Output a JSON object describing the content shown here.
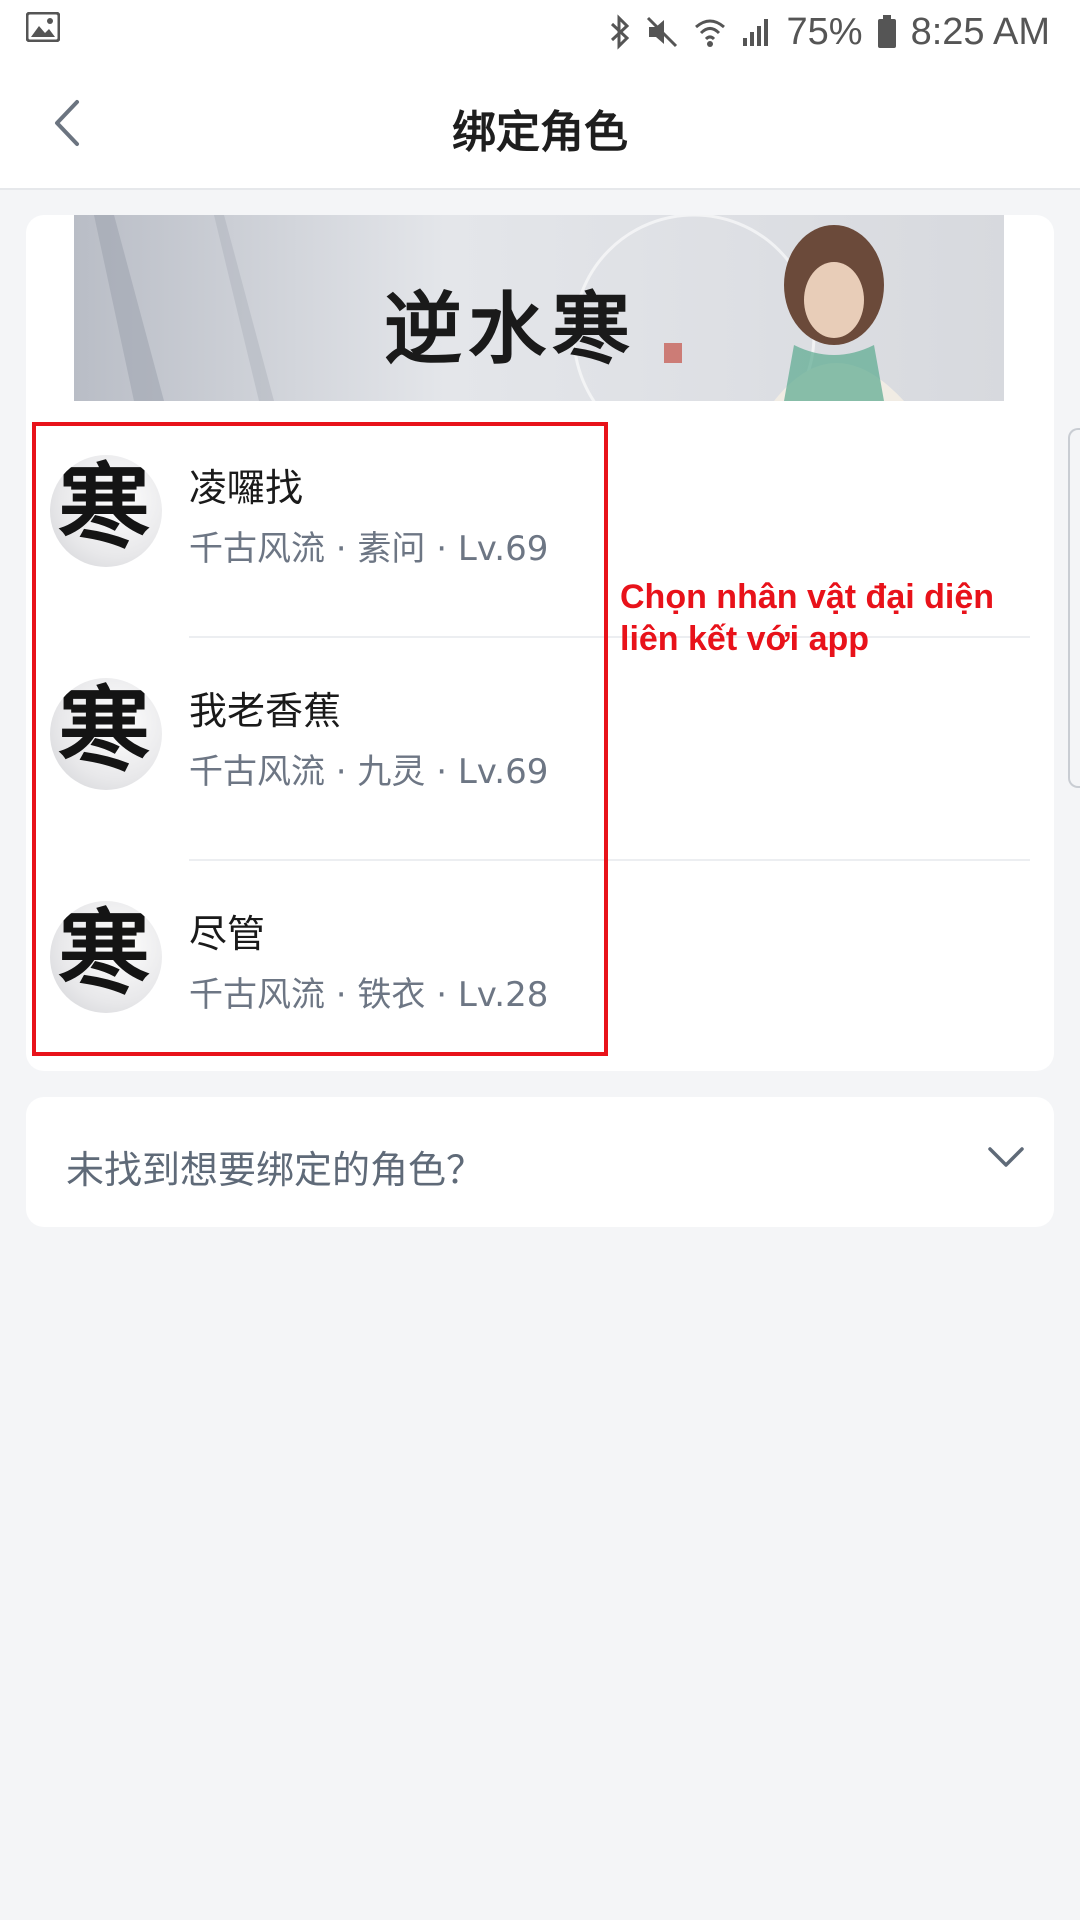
{
  "status_bar": {
    "battery": "75%",
    "time": "8:25 AM",
    "icons": [
      "image-icon",
      "bluetooth-icon",
      "mute-icon",
      "wifi-icon",
      "signal-icon",
      "battery-icon"
    ]
  },
  "header": {
    "title": "绑定角色",
    "back_icon": "chevron-left-icon"
  },
  "banner": {
    "logo_text": "逆水寒"
  },
  "roles": [
    {
      "avatar_glyph": "寒",
      "name": "凌囉找",
      "meta": "千古风流 · 素问 · Lv.69"
    },
    {
      "avatar_glyph": "寒",
      "name": "我老香蕉",
      "meta": "千古风流 · 九灵 · Lv.69"
    },
    {
      "avatar_glyph": "寒",
      "name": "尽管",
      "meta": "千古风流 · 铁衣 · Lv.28"
    }
  ],
  "annotation": {
    "text": "Chọn nhân vật đại diện liên kết với app",
    "color": "#e8121a"
  },
  "collapse": {
    "label": "未找到想要绑定的角色？",
    "icon": "chevron-down-icon"
  }
}
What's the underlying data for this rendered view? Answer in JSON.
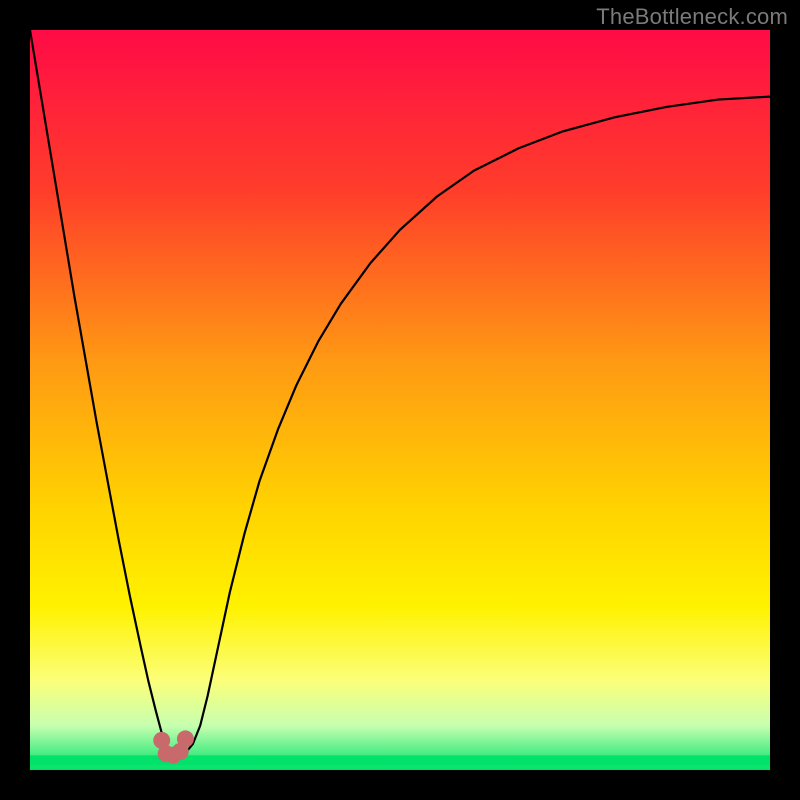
{
  "watermark": {
    "text": "TheBottleneck.com"
  },
  "chart_data": {
    "type": "line",
    "title": "",
    "xlabel": "",
    "ylabel": "",
    "xlim": [
      0,
      100
    ],
    "ylim": [
      0,
      100
    ],
    "background_gradient": {
      "stops": [
        {
          "offset": 0.0,
          "color": "#ff0b46"
        },
        {
          "offset": 0.22,
          "color": "#ff3e2a"
        },
        {
          "offset": 0.45,
          "color": "#ff9a13"
        },
        {
          "offset": 0.65,
          "color": "#ffd400"
        },
        {
          "offset": 0.78,
          "color": "#fff200"
        },
        {
          "offset": 0.88,
          "color": "#fbff7a"
        },
        {
          "offset": 0.94,
          "color": "#c7ffb0"
        },
        {
          "offset": 1.0,
          "color": "#00e26a"
        }
      ]
    },
    "series": [
      {
        "name": "bottleneck-curve",
        "color": "#000000",
        "width": 2.2,
        "x": [
          0.0,
          1.5,
          3.0,
          4.5,
          6.0,
          7.5,
          9.0,
          10.5,
          12.0,
          13.5,
          15.0,
          16.0,
          17.0,
          17.8,
          18.5,
          19.2,
          20.0,
          21.0,
          22.0,
          23.0,
          24.0,
          25.5,
          27.0,
          29.0,
          31.0,
          33.5,
          36.0,
          39.0,
          42.0,
          46.0,
          50.0,
          55.0,
          60.0,
          66.0,
          72.0,
          79.0,
          86.0,
          93.0,
          100.0
        ],
        "y": [
          100.0,
          91.0,
          82.0,
          73.0,
          64.0,
          55.5,
          47.0,
          39.0,
          31.0,
          23.5,
          16.5,
          12.0,
          8.0,
          5.0,
          3.2,
          2.3,
          2.0,
          2.3,
          3.5,
          6.0,
          10.0,
          17.0,
          24.0,
          32.0,
          39.0,
          46.0,
          52.0,
          58.0,
          63.0,
          68.5,
          73.0,
          77.5,
          81.0,
          84.0,
          86.3,
          88.2,
          89.6,
          90.6,
          91.0
        ]
      }
    ],
    "markers": {
      "color": "#c86a6c",
      "radius": 8.5,
      "points": [
        {
          "x": 17.8,
          "y": 4.0
        },
        {
          "x": 18.4,
          "y": 2.2
        },
        {
          "x": 19.4,
          "y": 2.0
        },
        {
          "x": 20.3,
          "y": 2.5
        },
        {
          "x": 21.0,
          "y": 4.2
        }
      ]
    },
    "baseline": {
      "y": 1.3,
      "color": "#00e26a",
      "width": 10
    }
  }
}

○ ○ ○ ○ ○ ○ ○

Check each line above for the string "JSON", then copy the ones that have it.

Output a JSON object describing the content shown here.
What's the underlying data for this rendered view? Answer in JSON.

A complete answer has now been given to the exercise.